» EXERCISE PROMPT
The records below should be written out again, exactly.

======== DATA PROVIDED

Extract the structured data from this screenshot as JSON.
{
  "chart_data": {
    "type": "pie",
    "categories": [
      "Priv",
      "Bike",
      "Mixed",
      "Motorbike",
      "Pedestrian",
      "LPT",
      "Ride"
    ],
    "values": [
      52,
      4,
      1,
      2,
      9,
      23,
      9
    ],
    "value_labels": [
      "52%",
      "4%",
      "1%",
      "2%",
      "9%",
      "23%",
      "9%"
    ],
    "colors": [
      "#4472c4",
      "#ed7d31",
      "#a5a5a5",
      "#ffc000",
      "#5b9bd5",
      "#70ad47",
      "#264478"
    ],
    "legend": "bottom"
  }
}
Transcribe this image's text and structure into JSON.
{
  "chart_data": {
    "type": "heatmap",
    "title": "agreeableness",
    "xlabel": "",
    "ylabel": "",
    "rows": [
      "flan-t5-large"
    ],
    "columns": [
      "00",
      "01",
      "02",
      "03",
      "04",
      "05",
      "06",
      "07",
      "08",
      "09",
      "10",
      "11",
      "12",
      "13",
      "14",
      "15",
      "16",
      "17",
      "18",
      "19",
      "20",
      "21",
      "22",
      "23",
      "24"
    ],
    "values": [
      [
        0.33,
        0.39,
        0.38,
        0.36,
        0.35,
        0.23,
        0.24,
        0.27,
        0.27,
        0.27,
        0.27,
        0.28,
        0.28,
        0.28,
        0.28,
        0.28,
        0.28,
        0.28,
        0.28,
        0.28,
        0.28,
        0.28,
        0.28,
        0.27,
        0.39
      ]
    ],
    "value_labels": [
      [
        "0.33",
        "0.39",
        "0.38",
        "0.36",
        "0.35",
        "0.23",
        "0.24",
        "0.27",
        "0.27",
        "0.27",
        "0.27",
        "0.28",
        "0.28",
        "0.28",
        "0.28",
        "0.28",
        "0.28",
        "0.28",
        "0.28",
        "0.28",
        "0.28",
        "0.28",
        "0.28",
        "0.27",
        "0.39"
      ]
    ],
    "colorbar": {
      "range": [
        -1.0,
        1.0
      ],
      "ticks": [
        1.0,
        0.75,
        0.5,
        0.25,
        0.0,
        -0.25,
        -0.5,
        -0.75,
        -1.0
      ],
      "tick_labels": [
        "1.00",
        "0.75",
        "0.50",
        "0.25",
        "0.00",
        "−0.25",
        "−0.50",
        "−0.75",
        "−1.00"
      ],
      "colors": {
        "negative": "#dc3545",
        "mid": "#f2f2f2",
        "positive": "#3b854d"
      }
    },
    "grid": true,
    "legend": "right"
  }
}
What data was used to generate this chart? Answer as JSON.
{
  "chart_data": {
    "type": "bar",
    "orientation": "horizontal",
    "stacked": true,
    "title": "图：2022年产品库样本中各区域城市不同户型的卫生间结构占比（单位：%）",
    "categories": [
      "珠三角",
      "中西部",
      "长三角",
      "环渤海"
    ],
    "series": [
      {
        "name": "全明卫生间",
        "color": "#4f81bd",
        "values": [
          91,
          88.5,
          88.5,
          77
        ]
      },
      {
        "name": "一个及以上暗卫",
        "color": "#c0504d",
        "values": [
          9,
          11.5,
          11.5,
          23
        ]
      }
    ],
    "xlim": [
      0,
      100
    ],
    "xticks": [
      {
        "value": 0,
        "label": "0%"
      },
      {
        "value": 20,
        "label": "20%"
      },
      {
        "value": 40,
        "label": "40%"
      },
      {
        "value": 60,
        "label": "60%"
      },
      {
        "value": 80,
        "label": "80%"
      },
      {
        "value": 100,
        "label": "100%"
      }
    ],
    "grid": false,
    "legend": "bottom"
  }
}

================

» SOLUTION FOR THIS TASK
Extract the structured data from this screenshot as JSON.
{
  "chart_data": {
    "type": "pie",
    "categories": [
      "Priv",
      "Bike",
      "Mixed",
      "Motorbike",
      "Pedestrian",
      "LPT",
      "Ride"
    ],
    "values": [
      52,
      4,
      1,
      2,
      9,
      23,
      9
    ],
    "value_labels": [
      "52%",
      "4%",
      "1%",
      "2%",
      "9%",
      "23%",
      "9%"
    ],
    "colors": [
      "#4472c4",
      "#ed7d31",
      "#a5a5a5",
      "#ffc000",
      "#5b9bd5",
      "#70ad47",
      "#264478"
    ],
    "legend": "bottom"
  }
}
Transcribe this image's text and structure into JSON.
{
  "chart_data": {
    "type": "heatmap",
    "title": "agreeableness",
    "xlabel": "",
    "ylabel": "",
    "rows": [
      "flan-t5-large"
    ],
    "columns": [
      "00",
      "01",
      "02",
      "03",
      "04",
      "05",
      "06",
      "07",
      "08",
      "09",
      "10",
      "11",
      "12",
      "13",
      "14",
      "15",
      "16",
      "17",
      "18",
      "19",
      "20",
      "21",
      "22",
      "23",
      "24"
    ],
    "values": [
      [
        0.33,
        0.39,
        0.38,
        0.36,
        0.35,
        0.23,
        0.24,
        0.27,
        0.27,
        0.27,
        0.27,
        0.28,
        0.28,
        0.28,
        0.28,
        0.28,
        0.28,
        0.28,
        0.28,
        0.28,
        0.28,
        0.28,
        0.28,
        0.27,
        0.39
      ]
    ],
    "value_labels": [
      [
        "0.33",
        "0.39",
        "0.38",
        "0.36",
        "0.35",
        "0.23",
        "0.24",
        "0.27",
        "0.27",
        "0.27",
        "0.27",
        "0.28",
        "0.28",
        "0.28",
        "0.28",
        "0.28",
        "0.28",
        "0.28",
        "0.28",
        "0.28",
        "0.28",
        "0.28",
        "0.28",
        "0.27",
        "0.39"
      ]
    ],
    "colorbar": {
      "range": [
        -1.0,
        1.0
      ],
      "ticks": [
        1.0,
        0.75,
        0.5,
        0.25,
        0.0,
        -0.25,
        -0.5,
        -0.75,
        -1.0
      ],
      "tick_labels": [
        "1.00",
        "0.75",
        "0.50",
        "0.25",
        "0.00",
        "−0.25",
        "−0.50",
        "−0.75",
        "−1.00"
      ],
      "colors": {
        "negative": "#dc3545",
        "mid": "#f2f2f2",
        "positive": "#3b854d"
      }
    },
    "grid": true,
    "legend": "right"
  }
}
What data was used to generate this chart? Answer as JSON.
{
  "chart_data": {
    "type": "bar",
    "orientation": "horizontal",
    "stacked": true,
    "title": "图：2022年产品库样本中各区域城市不同户型的卫生间结构占比（单位：%）",
    "categories": [
      "珠三角",
      "中西部",
      "长三角",
      "环渤海"
    ],
    "series": [
      {
        "name": "全明卫生间",
        "color": "#4f81bd",
        "values": [
          91,
          88.5,
          88.5,
          77
        ]
      },
      {
        "name": "一个及以上暗卫",
        "color": "#c0504d",
        "values": [
          9,
          11.5,
          11.5,
          23
        ]
      }
    ],
    "xlim": [
      0,
      100
    ],
    "xticks": [
      {
        "value": 0,
        "label": "0%"
      },
      {
        "value": 20,
        "label": "20%"
      },
      {
        "value": 40,
        "label": "40%"
      },
      {
        "value": 60,
        "label": "60%"
      },
      {
        "value": 80,
        "label": "80%"
      },
      {
        "value": 100,
        "label": "100%"
      }
    ],
    "grid": false,
    "legend": "bottom"
  }
}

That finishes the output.